**DATA EXCERPTS:**
....................

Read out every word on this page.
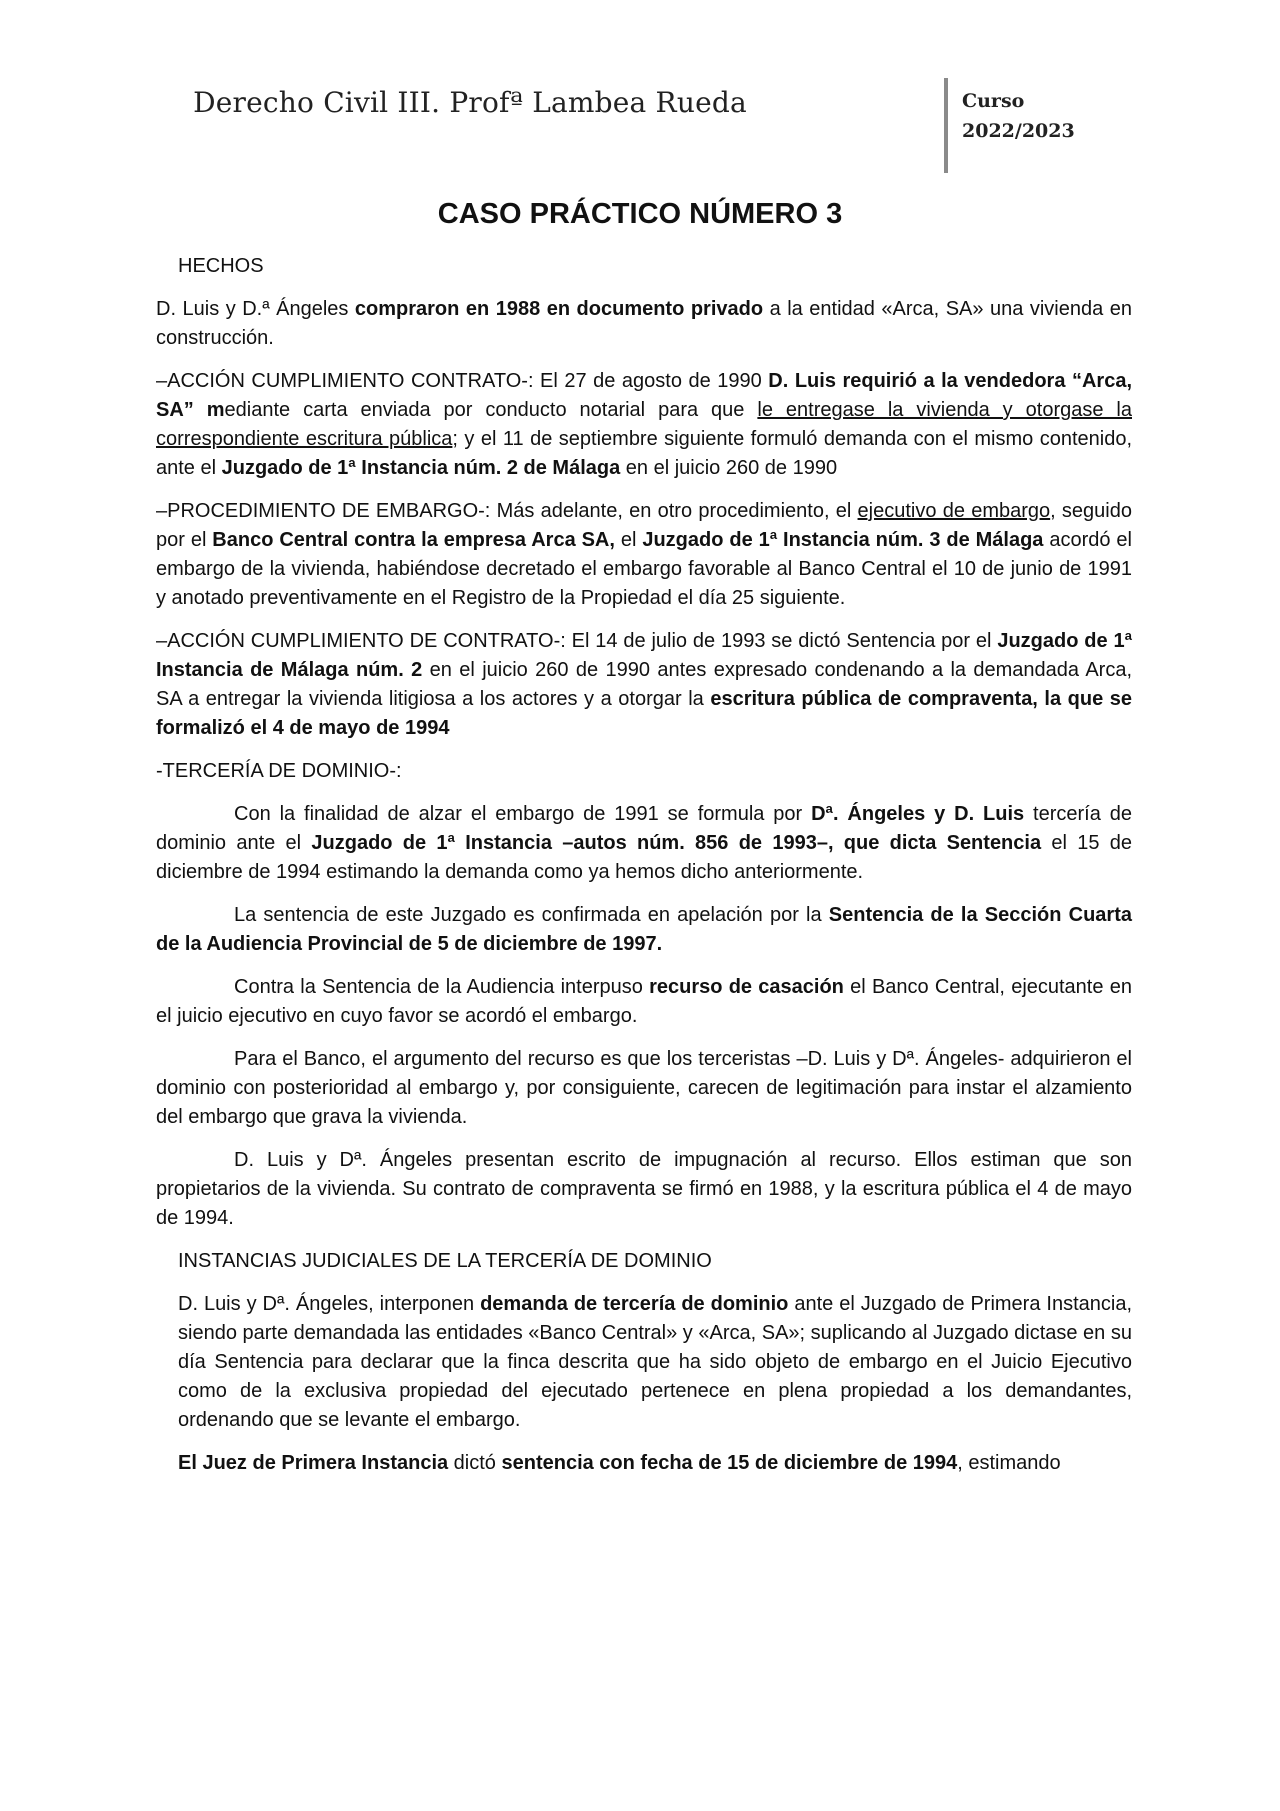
Derecho Civil III. Profª Lambea Rueda	Curso
2022/2023
CASO PRÁCTICO NÚMERO 3

HECHOS

D. Luis y D.ª Ángeles compraron en 1988 en documento privado a la entidad «Arca, SA» una vivienda en construcción.

–ACCIÓN CUMPLIMIENTO CONTRATO-: El 27 de agosto de 1990 D. Luis requirió a la vendedora “Arca, SA” mediante carta enviada por conducto notarial para que le entregase la vivienda y otorgase la correspondiente escritura pública; y el 11 de septiembre siguiente formuló demanda con el mismo contenido, ante el Juzgado de 1ª Instancia núm. 2 de Málaga en el juicio 260 de 1990

–PROCEDIMIENTO DE EMBARGO-: Más adelante, en otro procedimiento, el ejecutivo de embargo, seguido por el Banco Central contra la empresa Arca SA, el Juzgado de 1ª Instancia núm. 3 de Málaga acordó el embargo de la vivienda, habiéndose decretado el embargo favorable al Banco Central el 10 de junio de 1991 y anotado preventivamente en el Registro de la Propiedad el día 25 siguiente.

–ACCIÓN CUMPLIMIENTO DE CONTRATO-: El 14 de julio de 1993 se dictó Sentencia por el Juzgado de 1ª Instancia de Málaga núm. 2 en el juicio 260 de 1990 antes expresado condenando a la demandada Arca, SA a entregar la vivienda litigiosa a los actores y a otorgar la escritura pública de compraventa, la que se formalizó el 4 de mayo de 1994

-TERCERÍA DE DOMINIO-:

Con la finalidad de alzar el embargo de 1991 se formula por Dª. Ángeles y D. Luis tercería de dominio ante el Juzgado de 1ª Instancia –autos núm. 856 de 1993–, que dicta Sentencia el 15 de diciembre de 1994 estimando la demanda como ya hemos dicho anteriormente.

La sentencia de este Juzgado es confirmada en apelación por la Sentencia de la Sección Cuarta de la Audiencia Provincial de 5 de diciembre de 1997.

Contra la Sentencia de la Audiencia interpuso recurso de casación el Banco Central, ejecutante en el juicio ejecutivo en cuyo favor se acordó el embargo.

Para el Banco, el argumento del recurso es que los terceristas –D. Luis y Dª. Ángeles- adquirieron el dominio con posterioridad al embargo y, por consiguiente, carecen de legitimación para instar el alzamiento del embargo que grava la vivienda.

D. Luis y Dª. Ángeles presentan escrito de impugnación al recurso. Ellos estiman que son propietarios de la vivienda. Su contrato de compraventa se firmó en 1988, y la escritura pública el 4 de mayo de 1994.

INSTANCIAS JUDICIALES DE LA TERCERÍA DE DOMINIO

D. Luis y Dª. Ángeles, interponen demanda de tercería de dominio ante el Juzgado de Primera Instancia, siendo parte demandada las entidades «Banco Central» y «Arca, SA»; suplicando al Juzgado dictase en su día Sentencia para declarar que la finca descrita que ha sido objeto de embargo en el Juicio Ejecutivo como de la exclusiva propiedad del ejecutado pertenece en plena propiedad a los demandantes, ordenando que se levante el embargo.

El Juez de Primera Instancia dictó sentencia con fecha de 15 de diciembre de 1994, estimando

....................

**GIVEN INSTRUCTION:** Copy each line of the data that contains the word "estimando".

**COMPLETED TASK:**
Con la finalidad de alzar el embargo de 1991 se formula por Dª. Ángeles y D. Luis tercería de dominio ante el Juzgado de 1ª Instancia –autos núm. 856 de 1993–, que dicta Sentencia el 15 de diciembre de 1994 estimando la demanda como ya hemos dicho anteriormente.
El Juez de Primera Instancia dictó sentencia con fecha de 15 de diciembre de 1994, estimando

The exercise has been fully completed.